## Data records
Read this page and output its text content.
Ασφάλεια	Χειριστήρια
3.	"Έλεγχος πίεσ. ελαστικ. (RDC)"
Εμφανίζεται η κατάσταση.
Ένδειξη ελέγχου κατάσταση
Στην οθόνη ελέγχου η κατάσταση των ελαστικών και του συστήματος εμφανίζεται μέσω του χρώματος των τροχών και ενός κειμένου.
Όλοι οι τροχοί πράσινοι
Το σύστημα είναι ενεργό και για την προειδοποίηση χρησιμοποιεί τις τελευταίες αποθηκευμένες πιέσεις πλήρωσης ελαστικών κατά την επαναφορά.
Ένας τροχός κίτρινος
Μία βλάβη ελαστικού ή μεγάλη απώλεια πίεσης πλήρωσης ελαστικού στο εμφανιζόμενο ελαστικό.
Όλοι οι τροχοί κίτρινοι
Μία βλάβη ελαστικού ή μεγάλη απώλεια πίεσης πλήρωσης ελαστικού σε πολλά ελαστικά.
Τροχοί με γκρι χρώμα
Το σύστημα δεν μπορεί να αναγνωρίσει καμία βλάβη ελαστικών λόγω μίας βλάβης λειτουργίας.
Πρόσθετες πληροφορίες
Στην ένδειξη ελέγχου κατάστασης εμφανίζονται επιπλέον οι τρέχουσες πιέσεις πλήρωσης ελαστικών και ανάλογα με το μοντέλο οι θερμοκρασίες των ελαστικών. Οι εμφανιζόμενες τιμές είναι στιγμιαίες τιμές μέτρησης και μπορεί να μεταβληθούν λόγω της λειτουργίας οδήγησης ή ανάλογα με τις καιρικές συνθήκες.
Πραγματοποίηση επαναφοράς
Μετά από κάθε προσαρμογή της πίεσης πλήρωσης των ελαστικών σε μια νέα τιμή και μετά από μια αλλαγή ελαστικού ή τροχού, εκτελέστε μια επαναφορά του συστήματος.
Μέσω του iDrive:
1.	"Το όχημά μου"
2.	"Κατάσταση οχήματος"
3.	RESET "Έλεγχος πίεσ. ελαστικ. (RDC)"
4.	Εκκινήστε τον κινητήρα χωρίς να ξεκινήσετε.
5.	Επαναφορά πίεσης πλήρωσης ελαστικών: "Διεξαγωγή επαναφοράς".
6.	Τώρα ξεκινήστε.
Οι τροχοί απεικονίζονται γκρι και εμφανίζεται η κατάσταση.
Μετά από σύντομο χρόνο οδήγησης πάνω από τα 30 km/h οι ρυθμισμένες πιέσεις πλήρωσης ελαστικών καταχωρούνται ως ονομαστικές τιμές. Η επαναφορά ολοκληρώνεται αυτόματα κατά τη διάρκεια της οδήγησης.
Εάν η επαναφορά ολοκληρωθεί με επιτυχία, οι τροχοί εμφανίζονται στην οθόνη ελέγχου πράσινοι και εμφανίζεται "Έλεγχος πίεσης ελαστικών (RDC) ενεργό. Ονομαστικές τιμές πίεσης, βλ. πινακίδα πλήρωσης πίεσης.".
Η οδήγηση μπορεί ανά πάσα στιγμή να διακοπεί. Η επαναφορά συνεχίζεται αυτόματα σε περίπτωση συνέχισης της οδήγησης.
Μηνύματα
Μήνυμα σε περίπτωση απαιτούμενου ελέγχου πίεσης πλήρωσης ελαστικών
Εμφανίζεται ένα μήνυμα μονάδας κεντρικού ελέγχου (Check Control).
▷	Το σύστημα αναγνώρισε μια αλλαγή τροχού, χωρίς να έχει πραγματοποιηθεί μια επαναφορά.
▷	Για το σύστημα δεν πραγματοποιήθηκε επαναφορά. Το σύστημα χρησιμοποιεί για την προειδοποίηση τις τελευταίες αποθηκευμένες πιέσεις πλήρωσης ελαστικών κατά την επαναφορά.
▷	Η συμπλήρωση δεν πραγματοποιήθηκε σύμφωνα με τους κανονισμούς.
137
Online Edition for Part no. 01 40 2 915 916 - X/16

## Given task
Only lines with the word "εμφανίζονται" are wanted, so copy each one from the records.

## Task result
Στην ένδειξη ελέγχου κατάστασης εμφανίζονται επιπλέον οι τρέχουσες πιέσεις πλήρωσης ελαστικών και ανάλογα με το μοντέλο οι θερμοκρασίες των ελαστικών. Οι εμφανιζόμενες τιμές είναι στιγμιαίες τιμές μέτρησης και μπορεί να μεταβληθούν λόγω της λειτουργίας οδήγησης ή ανάλογα με τις καιρικές συνθήκες.
Εάν η επαναφορά ολοκληρωθεί με επιτυχία, οι τροχοί εμφανίζονται στην οθόνη ελέγχου πράσινοι και εμφανίζεται "Έλεγχος πίεσης ελαστικών (RDC) ενεργό. Ονομαστικές τιμές πίεσης, βλ. πινακίδα πλήρωσης πίεσης.".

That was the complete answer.